--- start Supplied records ---

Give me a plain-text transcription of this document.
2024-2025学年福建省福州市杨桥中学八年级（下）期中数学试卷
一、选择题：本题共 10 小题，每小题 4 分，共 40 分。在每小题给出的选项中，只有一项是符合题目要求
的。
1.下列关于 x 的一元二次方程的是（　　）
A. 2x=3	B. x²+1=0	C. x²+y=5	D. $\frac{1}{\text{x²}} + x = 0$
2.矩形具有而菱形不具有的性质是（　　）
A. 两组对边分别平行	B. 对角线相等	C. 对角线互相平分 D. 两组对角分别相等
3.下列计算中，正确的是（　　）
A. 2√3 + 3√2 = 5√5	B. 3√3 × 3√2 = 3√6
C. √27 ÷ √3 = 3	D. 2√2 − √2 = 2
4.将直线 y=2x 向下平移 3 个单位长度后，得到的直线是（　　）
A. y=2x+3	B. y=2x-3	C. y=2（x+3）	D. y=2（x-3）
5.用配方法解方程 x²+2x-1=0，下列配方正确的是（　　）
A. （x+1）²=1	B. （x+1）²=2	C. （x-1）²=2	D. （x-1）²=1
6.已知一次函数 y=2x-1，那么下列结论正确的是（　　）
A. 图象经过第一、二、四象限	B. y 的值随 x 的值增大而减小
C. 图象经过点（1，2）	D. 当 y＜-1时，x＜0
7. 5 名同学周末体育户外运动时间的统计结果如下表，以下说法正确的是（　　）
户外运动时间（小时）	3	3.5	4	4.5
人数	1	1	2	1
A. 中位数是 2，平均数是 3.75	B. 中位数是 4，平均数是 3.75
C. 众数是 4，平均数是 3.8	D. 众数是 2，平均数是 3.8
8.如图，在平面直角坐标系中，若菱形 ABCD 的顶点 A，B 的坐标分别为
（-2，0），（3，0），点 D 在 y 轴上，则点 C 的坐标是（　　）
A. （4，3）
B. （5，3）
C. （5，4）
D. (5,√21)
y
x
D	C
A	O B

--- end Supplied records ---

» What is asked
Take the entries above and transcribe them exactly.

» Reply
Give me a plain-text transcription of this document.
2024-2025学年福建省福州市杨桥中学八年级（下）期中数学试卷
一、选择题：本题共 10 小题，每小题 4 分，共 40 分。在每小题给出的选项中，只有一项是符合题目要求
的。
1.下列关于 x 的一元二次方程的是（　　）
A. 2x=3	B. x²+1=0	C. x²+y=5	D. $\frac{1}{\text{x²}} + x = 0$
2.矩形具有而菱形不具有的性质是（　　）
A. 两组对边分别平行	B. 对角线相等	C. 对角线互相平分 D. 两组对角分别相等
3.下列计算中，正确的是（　　）
A. 2√3 + 3√2 = 5√5	B. 3√3 × 3√2 = 3√6
C. √27 ÷ √3 = 3	D. 2√2 − √2 = 2
4.将直线 y=2x 向下平移 3 个单位长度后，得到的直线是（　　）
A. y=2x+3	B. y=2x-3	C. y=2（x+3）	D. y=2（x-3）
5.用配方法解方程 x²+2x-1=0，下列配方正确的是（　　）
A. （x+1）²=1	B. （x+1）²=2	C. （x-1）²=2	D. （x-1）²=1
6.已知一次函数 y=2x-1，那么下列结论正确的是（　　）
A. 图象经过第一、二、四象限	B. y 的值随 x 的值增大而减小
C. 图象经过点（1，2）	D. 当 y＜-1时，x＜0
7. 5 名同学周末体育户外运动时间的统计结果如下表，以下说法正确的是（　　）
户外运动时间（小时）	3	3.5	4	4.5
人数	1	1	2	1
A. 中位数是 2，平均数是 3.75	B. 中位数是 4，平均数是 3.75
C. 众数是 4，平均数是 3.8	D. 众数是 2，平均数是 3.8
8.如图，在平面直角坐标系中，若菱形 ABCD 的顶点 A，B 的坐标分别为
（-2，0），（3，0），点 D 在 y 轴上，则点 C 的坐标是（　　）
A. （4，3）
B. （5，3）
C. （5，4）
D. (5,√21)
y
x
D	C
A	O B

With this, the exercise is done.